Task objective
Find the word "text" in the material below and gather every line that contains it.
+-------+
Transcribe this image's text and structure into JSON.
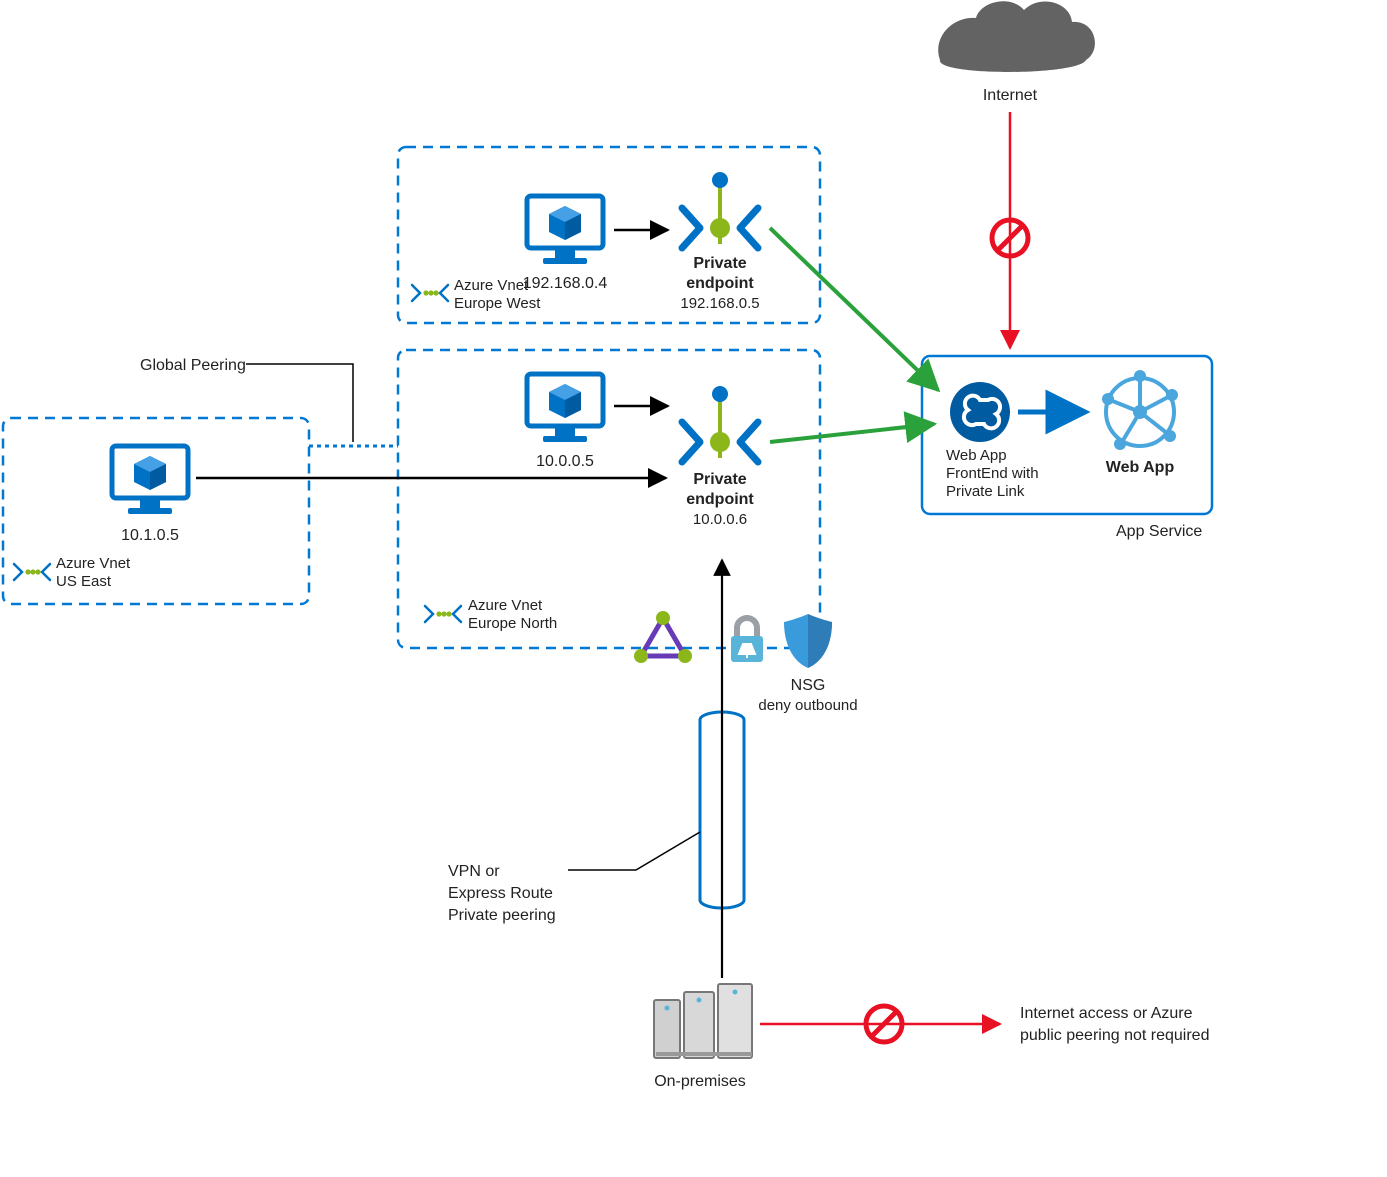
{
  "internet": {
    "label": "Internet"
  },
  "appservice": {
    "outer_label": "App Service",
    "webapp_front": {
      "line1": "Web App",
      "line2": "FrontEnd with",
      "line3": "Private Link"
    },
    "webapp": {
      "label": "Web App"
    }
  },
  "vnet_euwest": {
    "vm_ip": "192.168.0.4",
    "pe_title": "Private",
    "pe_title2": "endpoint",
    "pe_ip": "192.168.0.5",
    "vnet_line1": "Azure Vnet",
    "vnet_line2": "Europe West"
  },
  "vnet_eunorth": {
    "vm_ip": "10.0.0.5",
    "pe_title": "Private",
    "pe_title2": "endpoint",
    "pe_ip": "10.0.0.6",
    "vnet_line1": "Azure Vnet",
    "vnet_line2": "Europe North"
  },
  "vnet_useast": {
    "vm_ip": "10.1.0.5",
    "vnet_line1": "Azure Vnet",
    "vnet_line2": "US East"
  },
  "global_peering": "Global Peering",
  "vpn": {
    "line1": "VPN or",
    "line2": "Express Route",
    "line3": "Private peering"
  },
  "onprem": {
    "label": "On-premises"
  },
  "nsg": {
    "title": "NSG",
    "sub": "deny outbound"
  },
  "internet_note": {
    "line1": "Internet access or Azure",
    "line2": "public peering not required"
  }
}
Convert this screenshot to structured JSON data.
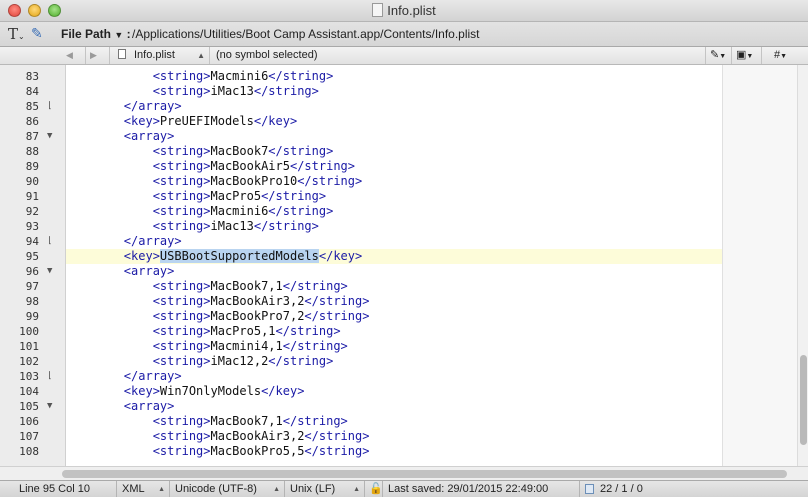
{
  "window": {
    "title": "Info.plist"
  },
  "pathbar": {
    "label": "File Path",
    "separator": ":",
    "value": "/Applications/Utilities/Boot Camp Assistant.app/Contents/Info.plist"
  },
  "navbar": {
    "back_arrow": "◀",
    "forward_arrow": "▶",
    "file": "Info.plist",
    "symbol": "(no symbol selected)",
    "right_tools": [
      "✎",
      "▣",
      "#"
    ]
  },
  "lines": [
    {
      "num": "83",
      "fold": "",
      "indent": "        ",
      "open": "<string>",
      "content": "Macmini6",
      "close": "</string>"
    },
    {
      "num": "84",
      "fold": "",
      "indent": "        ",
      "open": "<string>",
      "content": "iMac13",
      "close": "</string>"
    },
    {
      "num": "85",
      "fold": "⌊",
      "indent": "    ",
      "open": "</array>",
      "content": "",
      "close": ""
    },
    {
      "num": "86",
      "fold": "",
      "indent": "    ",
      "open": "<key>",
      "content": "PreUEFIModels",
      "close": "</key>"
    },
    {
      "num": "87",
      "fold": "▼",
      "indent": "    ",
      "open": "<array>",
      "content": "",
      "close": ""
    },
    {
      "num": "88",
      "fold": "",
      "indent": "        ",
      "open": "<string>",
      "content": "MacBook7",
      "close": "</string>"
    },
    {
      "num": "89",
      "fold": "",
      "indent": "        ",
      "open": "<string>",
      "content": "MacBookAir5",
      "close": "</string>"
    },
    {
      "num": "90",
      "fold": "",
      "indent": "        ",
      "open": "<string>",
      "content": "MacBookPro10",
      "close": "</string>"
    },
    {
      "num": "91",
      "fold": "",
      "indent": "        ",
      "open": "<string>",
      "content": "MacPro5",
      "close": "</string>"
    },
    {
      "num": "92",
      "fold": "",
      "indent": "        ",
      "open": "<string>",
      "content": "Macmini6",
      "close": "</string>"
    },
    {
      "num": "93",
      "fold": "",
      "indent": "        ",
      "open": "<string>",
      "content": "iMac13",
      "close": "</string>"
    },
    {
      "num": "94",
      "fold": "⌊",
      "indent": "    ",
      "open": "</array>",
      "content": "",
      "close": ""
    },
    {
      "num": "95",
      "fold": "",
      "indent": "    ",
      "open": "<key>",
      "content": "USBBootSupportedModels",
      "close": "</key>",
      "current": true,
      "selected": true
    },
    {
      "num": "96",
      "fold": "▼",
      "indent": "    ",
      "open": "<array>",
      "content": "",
      "close": ""
    },
    {
      "num": "97",
      "fold": "",
      "indent": "        ",
      "open": "<string>",
      "content": "MacBook7,1",
      "close": "</string>"
    },
    {
      "num": "98",
      "fold": "",
      "indent": "        ",
      "open": "<string>",
      "content": "MacBookAir3,2",
      "close": "</string>"
    },
    {
      "num": "99",
      "fold": "",
      "indent": "        ",
      "open": "<string>",
      "content": "MacBookPro7,2",
      "close": "</string>"
    },
    {
      "num": "100",
      "fold": "",
      "indent": "        ",
      "open": "<string>",
      "content": "MacPro5,1",
      "close": "</string>"
    },
    {
      "num": "101",
      "fold": "",
      "indent": "        ",
      "open": "<string>",
      "content": "Macmini4,1",
      "close": "</string>"
    },
    {
      "num": "102",
      "fold": "",
      "indent": "        ",
      "open": "<string>",
      "content": "iMac12,2",
      "close": "</string>"
    },
    {
      "num": "103",
      "fold": "⌊",
      "indent": "    ",
      "open": "</array>",
      "content": "",
      "close": ""
    },
    {
      "num": "104",
      "fold": "",
      "indent": "    ",
      "open": "<key>",
      "content": "Win7OnlyModels",
      "close": "</key>"
    },
    {
      "num": "105",
      "fold": "▼",
      "indent": "    ",
      "open": "<array>",
      "content": "",
      "close": ""
    },
    {
      "num": "106",
      "fold": "",
      "indent": "        ",
      "open": "<string>",
      "content": "MacBook7,1",
      "close": "</string>"
    },
    {
      "num": "107",
      "fold": "",
      "indent": "        ",
      "open": "<string>",
      "content": "MacBookAir3,2",
      "close": "</string>"
    },
    {
      "num": "108",
      "fold": "",
      "indent": "        ",
      "open": "<string>",
      "content": "MacBookPro5,5",
      "close": "</string>"
    }
  ],
  "statusbar": {
    "position": "Line 95 Col 10",
    "language": "XML",
    "encoding": "Unicode (UTF-8)",
    "line_endings": "Unix (LF)",
    "last_saved": "Last saved: 29/01/2015 22:49:00",
    "counts": "22 / 1 / 0"
  },
  "colors": {
    "tag": "#1a1aa6",
    "current_line": "#fdfcd9",
    "selection": "#b9d4f0"
  }
}
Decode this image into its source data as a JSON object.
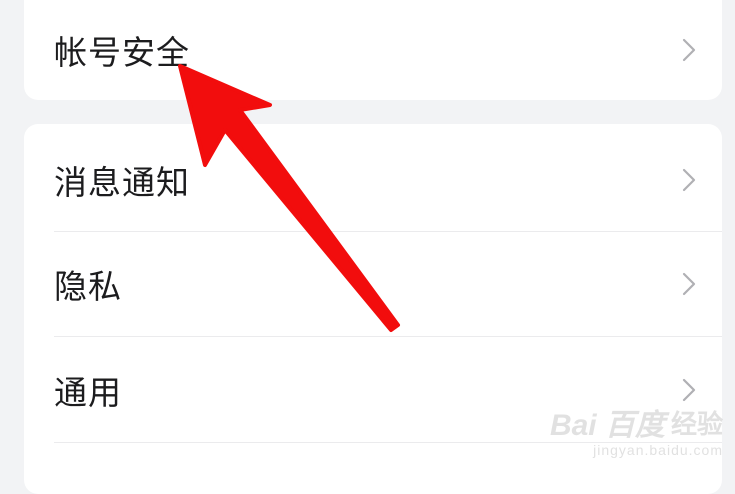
{
  "settings": {
    "group1": [
      {
        "label": "帐号安全",
        "icon": "chevron-right-icon"
      }
    ],
    "group2": [
      {
        "label": "消息通知",
        "icon": "chevron-right-icon"
      },
      {
        "label": "隐私",
        "icon": "chevron-right-icon"
      },
      {
        "label": "通用",
        "icon": "chevron-right-icon"
      }
    ]
  },
  "annotation": {
    "type": "arrow",
    "color": "#f20d0d"
  },
  "watermark": {
    "logo": "Bai  百度",
    "text": "经验",
    "url": "jingyan.baidu.com"
  },
  "colors": {
    "background": "#f2f3f5",
    "card": "#ffffff",
    "text": "#1c1c1e",
    "chevron": "#b0b0b4"
  }
}
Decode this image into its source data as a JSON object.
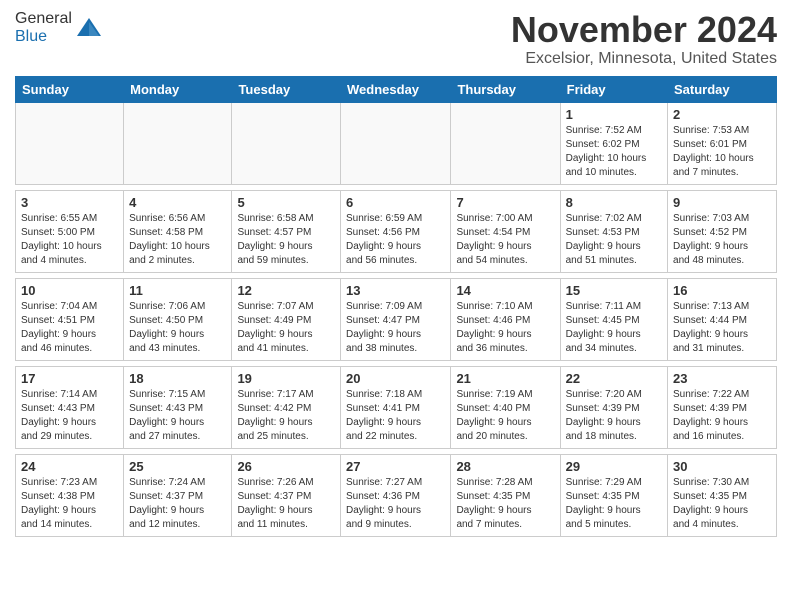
{
  "header": {
    "logo_general": "General",
    "logo_blue": "Blue",
    "month_title": "November 2024",
    "location": "Excelsior, Minnesota, United States"
  },
  "weekdays": [
    "Sunday",
    "Monday",
    "Tuesday",
    "Wednesday",
    "Thursday",
    "Friday",
    "Saturday"
  ],
  "weeks": [
    [
      {
        "day": "",
        "empty": true
      },
      {
        "day": "",
        "empty": true
      },
      {
        "day": "",
        "empty": true
      },
      {
        "day": "",
        "empty": true
      },
      {
        "day": "",
        "empty": true
      },
      {
        "day": "1",
        "sunrise": "Sunrise: 7:52 AM",
        "sunset": "Sunset: 6:02 PM",
        "daylight": "Daylight: 10 hours and 10 minutes."
      },
      {
        "day": "2",
        "sunrise": "Sunrise: 7:53 AM",
        "sunset": "Sunset: 6:01 PM",
        "daylight": "Daylight: 10 hours and 7 minutes."
      }
    ],
    [
      {
        "day": "3",
        "sunrise": "Sunrise: 6:55 AM",
        "sunset": "Sunset: 5:00 PM",
        "daylight": "Daylight: 10 hours and 4 minutes."
      },
      {
        "day": "4",
        "sunrise": "Sunrise: 6:56 AM",
        "sunset": "Sunset: 4:58 PM",
        "daylight": "Daylight: 10 hours and 2 minutes."
      },
      {
        "day": "5",
        "sunrise": "Sunrise: 6:58 AM",
        "sunset": "Sunset: 4:57 PM",
        "daylight": "Daylight: 9 hours and 59 minutes."
      },
      {
        "day": "6",
        "sunrise": "Sunrise: 6:59 AM",
        "sunset": "Sunset: 4:56 PM",
        "daylight": "Daylight: 9 hours and 56 minutes."
      },
      {
        "day": "7",
        "sunrise": "Sunrise: 7:00 AM",
        "sunset": "Sunset: 4:54 PM",
        "daylight": "Daylight: 9 hours and 54 minutes."
      },
      {
        "day": "8",
        "sunrise": "Sunrise: 7:02 AM",
        "sunset": "Sunset: 4:53 PM",
        "daylight": "Daylight: 9 hours and 51 minutes."
      },
      {
        "day": "9",
        "sunrise": "Sunrise: 7:03 AM",
        "sunset": "Sunset: 4:52 PM",
        "daylight": "Daylight: 9 hours and 48 minutes."
      }
    ],
    [
      {
        "day": "10",
        "sunrise": "Sunrise: 7:04 AM",
        "sunset": "Sunset: 4:51 PM",
        "daylight": "Daylight: 9 hours and 46 minutes."
      },
      {
        "day": "11",
        "sunrise": "Sunrise: 7:06 AM",
        "sunset": "Sunset: 4:50 PM",
        "daylight": "Daylight: 9 hours and 43 minutes."
      },
      {
        "day": "12",
        "sunrise": "Sunrise: 7:07 AM",
        "sunset": "Sunset: 4:49 PM",
        "daylight": "Daylight: 9 hours and 41 minutes."
      },
      {
        "day": "13",
        "sunrise": "Sunrise: 7:09 AM",
        "sunset": "Sunset: 4:47 PM",
        "daylight": "Daylight: 9 hours and 38 minutes."
      },
      {
        "day": "14",
        "sunrise": "Sunrise: 7:10 AM",
        "sunset": "Sunset: 4:46 PM",
        "daylight": "Daylight: 9 hours and 36 minutes."
      },
      {
        "day": "15",
        "sunrise": "Sunrise: 7:11 AM",
        "sunset": "Sunset: 4:45 PM",
        "daylight": "Daylight: 9 hours and 34 minutes."
      },
      {
        "day": "16",
        "sunrise": "Sunrise: 7:13 AM",
        "sunset": "Sunset: 4:44 PM",
        "daylight": "Daylight: 9 hours and 31 minutes."
      }
    ],
    [
      {
        "day": "17",
        "sunrise": "Sunrise: 7:14 AM",
        "sunset": "Sunset: 4:43 PM",
        "daylight": "Daylight: 9 hours and 29 minutes."
      },
      {
        "day": "18",
        "sunrise": "Sunrise: 7:15 AM",
        "sunset": "Sunset: 4:43 PM",
        "daylight": "Daylight: 9 hours and 27 minutes."
      },
      {
        "day": "19",
        "sunrise": "Sunrise: 7:17 AM",
        "sunset": "Sunset: 4:42 PM",
        "daylight": "Daylight: 9 hours and 25 minutes."
      },
      {
        "day": "20",
        "sunrise": "Sunrise: 7:18 AM",
        "sunset": "Sunset: 4:41 PM",
        "daylight": "Daylight: 9 hours and 22 minutes."
      },
      {
        "day": "21",
        "sunrise": "Sunrise: 7:19 AM",
        "sunset": "Sunset: 4:40 PM",
        "daylight": "Daylight: 9 hours and 20 minutes."
      },
      {
        "day": "22",
        "sunrise": "Sunrise: 7:20 AM",
        "sunset": "Sunset: 4:39 PM",
        "daylight": "Daylight: 9 hours and 18 minutes."
      },
      {
        "day": "23",
        "sunrise": "Sunrise: 7:22 AM",
        "sunset": "Sunset: 4:39 PM",
        "daylight": "Daylight: 9 hours and 16 minutes."
      }
    ],
    [
      {
        "day": "24",
        "sunrise": "Sunrise: 7:23 AM",
        "sunset": "Sunset: 4:38 PM",
        "daylight": "Daylight: 9 hours and 14 minutes."
      },
      {
        "day": "25",
        "sunrise": "Sunrise: 7:24 AM",
        "sunset": "Sunset: 4:37 PM",
        "daylight": "Daylight: 9 hours and 12 minutes."
      },
      {
        "day": "26",
        "sunrise": "Sunrise: 7:26 AM",
        "sunset": "Sunset: 4:37 PM",
        "daylight": "Daylight: 9 hours and 11 minutes."
      },
      {
        "day": "27",
        "sunrise": "Sunrise: 7:27 AM",
        "sunset": "Sunset: 4:36 PM",
        "daylight": "Daylight: 9 hours and 9 minutes."
      },
      {
        "day": "28",
        "sunrise": "Sunrise: 7:28 AM",
        "sunset": "Sunset: 4:35 PM",
        "daylight": "Daylight: 9 hours and 7 minutes."
      },
      {
        "day": "29",
        "sunrise": "Sunrise: 7:29 AM",
        "sunset": "Sunset: 4:35 PM",
        "daylight": "Daylight: 9 hours and 5 minutes."
      },
      {
        "day": "30",
        "sunrise": "Sunrise: 7:30 AM",
        "sunset": "Sunset: 4:35 PM",
        "daylight": "Daylight: 9 hours and 4 minutes."
      }
    ]
  ]
}
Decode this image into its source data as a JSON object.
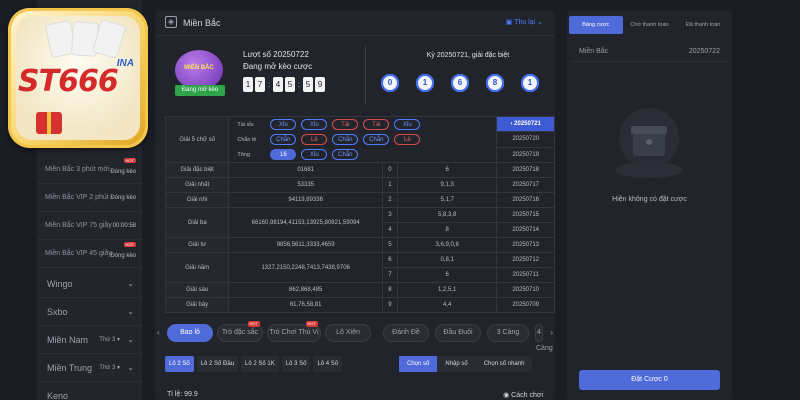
+-------+
Solution to this problem
Transcribe this image's text and structure into JSON.
    "text": "经验",
    "text": "#1c1c1e",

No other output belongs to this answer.